(Data for processing)
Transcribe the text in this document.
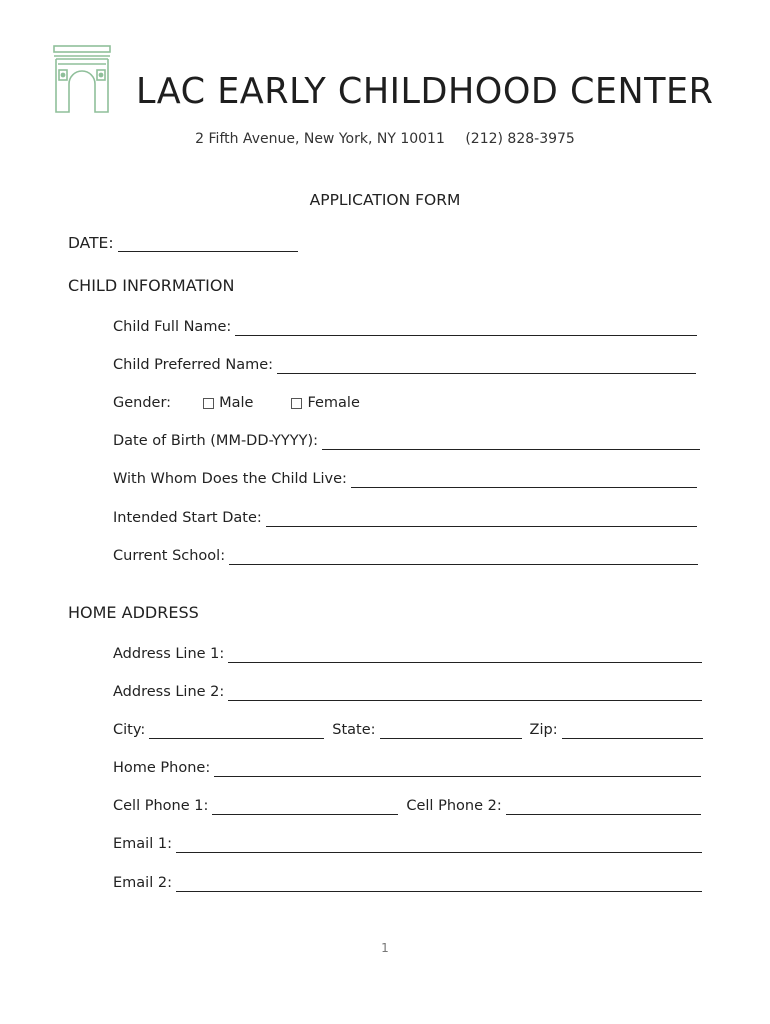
LAC EARLY CHILDHOOD CENTER
2 Fifth Avenue, New York, NY 10011 (212) 828-3975
APPLICATION FORM
DATE:
CHILD INFORMATION
Child Full Name:
Child Preferred Name:
Gender:	Male	Female
Date of Birth (MM-DD-YYYY):
With Whom Does the Child Live:
Intended Start Date:
Current School:
HOME ADDRESS
Address Line 1:
Address Line 2:
City:	State:	Zip:
Home Phone:
Cell Phone 1:	Cell Phone 2:
Email 1:
Email 2:
1
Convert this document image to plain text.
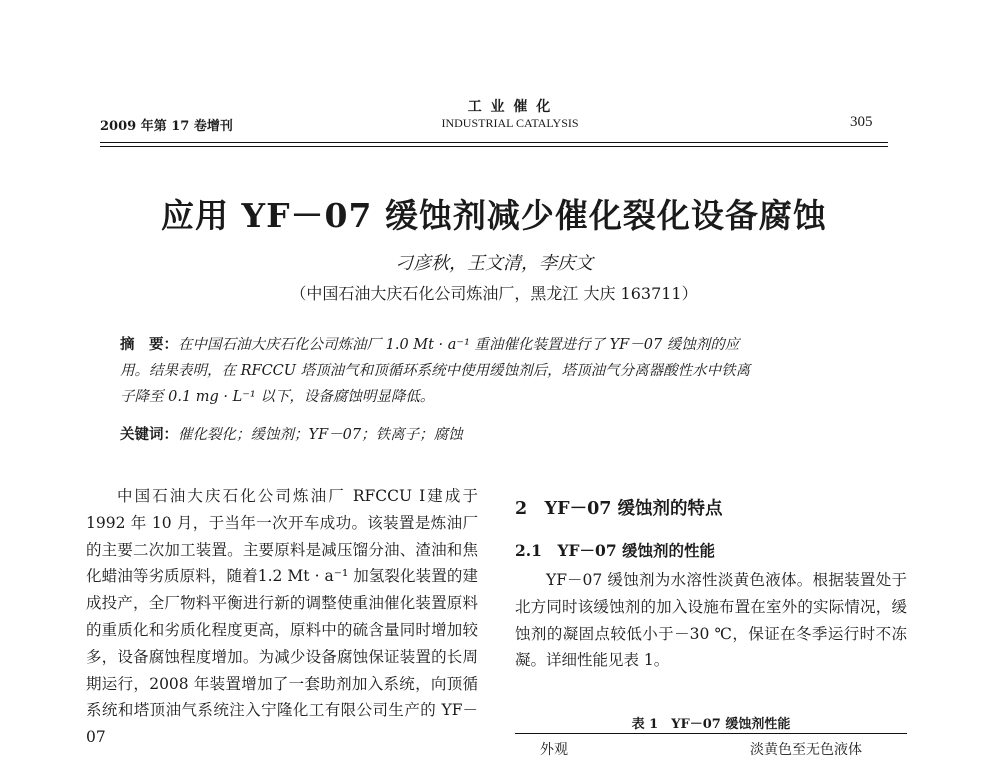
2009 年第 17 卷增刊
工 业 催 化
INDUSTRIAL CATALYSIS	305
应用 YF－07 缓蚀剂减少催化裂化设备腐蚀
刁彦秋，王文清，李庆文
（中国石油大庆石化公司炼油厂，黑龙江 大庆 163711）

摘　要：在中国石油大庆石化公司炼油厂 1.0 Mt · a⁻¹ 重油催化装置进行了 YF－07 缓蚀剂的应

用。结果表明，在 RFCCU 塔顶油气和顶循环系统中使用缓蚀剂后，塔顶油气分离器酸性水中铁离

子降至 0.1 mg · L⁻¹ 以下，设备腐蚀明显降低。

关键词：催化裂化；缓蚀剂；YF－07；铁离子；腐蚀

中国石油大庆石化公司炼油厂 RFCCU Ⅰ建成于 1992 年 10 月，于当年一次开车成功。该装置是炼油厂的主要二次加工装置。主要原料是减压馏分油、渣油和焦化蜡油等劣质原料，随着1.2 Mt · a⁻¹ 加氢裂化装置的建成投产，全厂物料平衡进行新的调整使重油催化装置原料的重质化和劣质化程度更高，原料中的硫含量同时增加较多，设备腐蚀程度增加。为减少设备腐蚀保证装置的长周期运行，2008 年装置增加了一套助剂加入系统，向顶循系统和塔顶油气系统注入宁隆化工有限公司生产的 YF－07

2　YF－07 缓蚀剂的特点
2.1　YF－07 缓蚀剂的性能

YF－07 缓蚀剂为水溶性淡黄色液体。根据装置处于北方同时该缓蚀剂的加入设施布置在室外的实际情况，缓蚀剂的凝固点较低小于－30 ℃，保证在冬季运行时不冻凝。详细性能见表 1。

表 1　YF－07 缓蚀剂性能
外观	淡黄色至无色液体
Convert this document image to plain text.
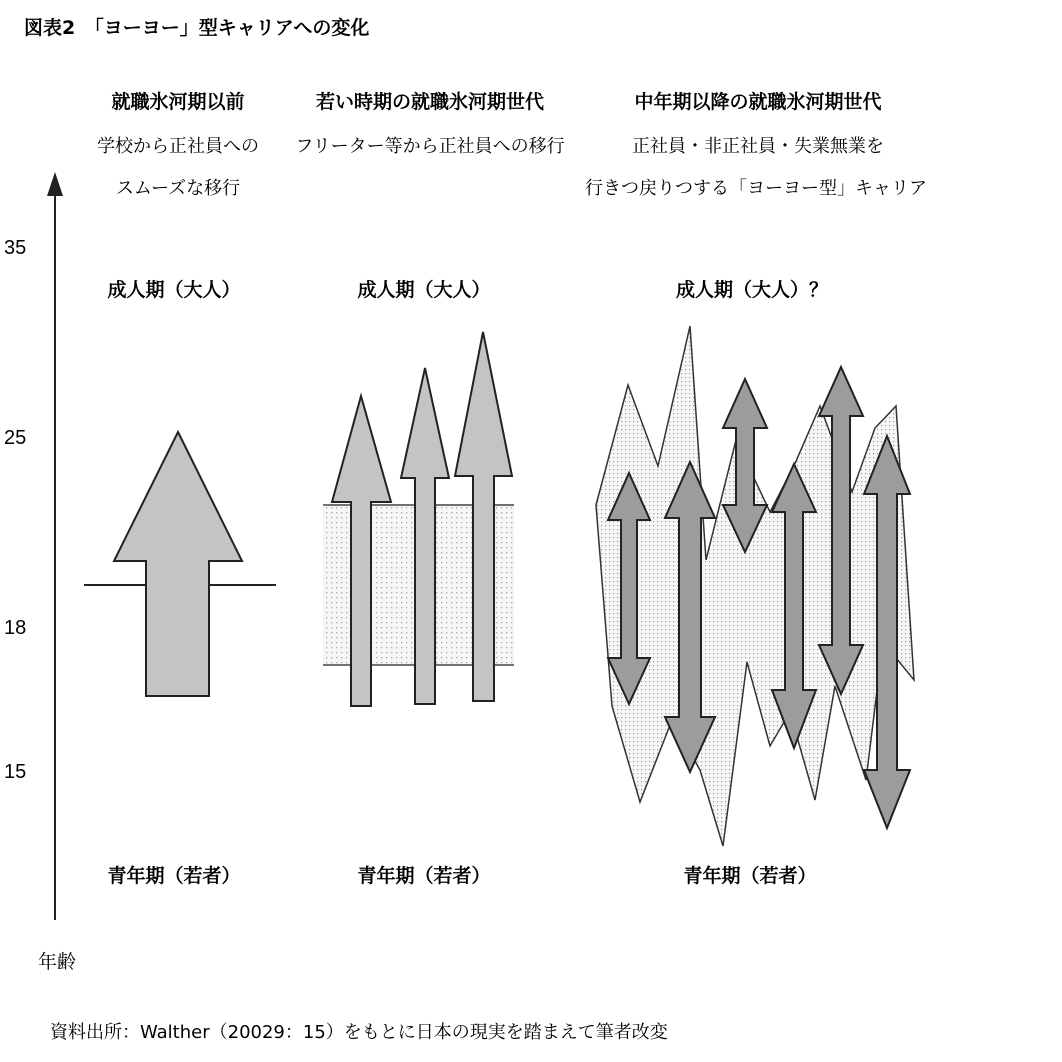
図表2　「ヨーヨー」型キャリアへの変化
35
25
18
15
年齢
就職氷河期以前
学校から正社員への
スムーズな移行
成人期（大人）
青年期（若者）
若い時期の就職氷河期世代
フリーター等から正社員への移行
成人期（大人）
青年期（若者）
中年期以降の就職氷河期世代
正社員・非正社員・失業無業を
行きつ戻りつする「ヨーヨー型」キャリア
成人期（大人）？
青年期（若者）
資料出所：Walther（20029：15）をもとに日本の現実を踏まえて筆者改変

(Your objective)
Give back each entry exactly as it appears, with no pictures.

(Written solution)
Transcribe the text in this document.
LAC EARLY CHILDHOOD CENTER
2 Fifth Avenue, New York, NY 10011 (212) 828-3975
APPLICATION FORM
DATE:
CHILD INFORMATION
Child Full Name:
Child Preferred Name:
Gender:	Male	Female
Date of Birth (MM-DD-YYYY):
With Whom Does the Child Live:
Intended Start Date:
Current School:
HOME ADDRESS
Address Line 1:
Address Line 2:
City:	State:	Zip:
Home Phone:
Cell Phone 1:	Cell Phone 2:
Email 1:
Email 2:
1
Convert this document image to plain text.
2009 年第 17 卷增刊
工 业 催 化
INDUSTRIAL CATALYSIS	305
应用 YF－07 缓蚀剂减少催化裂化设备腐蚀
刁彦秋，王文清，李庆文
（中国石油大庆石化公司炼油厂，黑龙江 大庆 163711）

摘　要：在中国石油大庆石化公司炼油厂 1.0 Mt · a⁻¹ 重油催化装置进行了 YF－07 缓蚀剂的应

用。结果表明，在 RFCCU 塔顶油气和顶循环系统中使用缓蚀剂后，塔顶油气分离器酸性水中铁离

子降至 0.1 mg · L⁻¹ 以下，设备腐蚀明显降低。

关键词：催化裂化；缓蚀剂；YF－07；铁离子；腐蚀

中国石油大庆石化公司炼油厂 RFCCU Ⅰ建成于 1992 年 10 月，于当年一次开车成功。该装置是炼油厂的主要二次加工装置。主要原料是减压馏分油、渣油和焦化蜡油等劣质原料，随着1.2 Mt · a⁻¹ 加氢裂化装置的建成投产，全厂物料平衡进行新的调整使重油催化装置原料的重质化和劣质化程度更高，原料中的硫含量同时增加较多，设备腐蚀程度增加。为减少设备腐蚀保证装置的长周期运行，2008 年装置增加了一套助剂加入系统，向顶循系统和塔顶油气系统注入宁隆化工有限公司生产的 YF－07

2　YF－07 缓蚀剂的特点
2.1　YF－07 缓蚀剂的性能

YF－07 缓蚀剂为水溶性淡黄色液体。根据装置处于北方同时该缓蚀剂的加入设施布置在室外的实际情况，缓蚀剂的凝固点较低小于－30 ℃，保证在冬季运行时不冻凝。详细性能见表 1。

表 1　YF－07 缓蚀剂性能
外观	淡黄色至无色液体
Convert this document image to plain text.
図表2　「ヨーヨー」型キャリアへの変化
35
25
18
15
年齢
就職氷河期以前
学校から正社員への
スムーズな移行
成人期（大人）
青年期（若者）
若い時期の就職氷河期世代
フリーター等から正社員への移行
成人期（大人）
青年期（若者）
中年期以降の就職氷河期世代
正社員・非正社員・失業無業を
行きつ戻りつする「ヨーヨー型」キャリア
成人期（大人）？
青年期（若者）
資料出所：Walther（20029：15）をもとに日本の現実を踏まえて筆者改変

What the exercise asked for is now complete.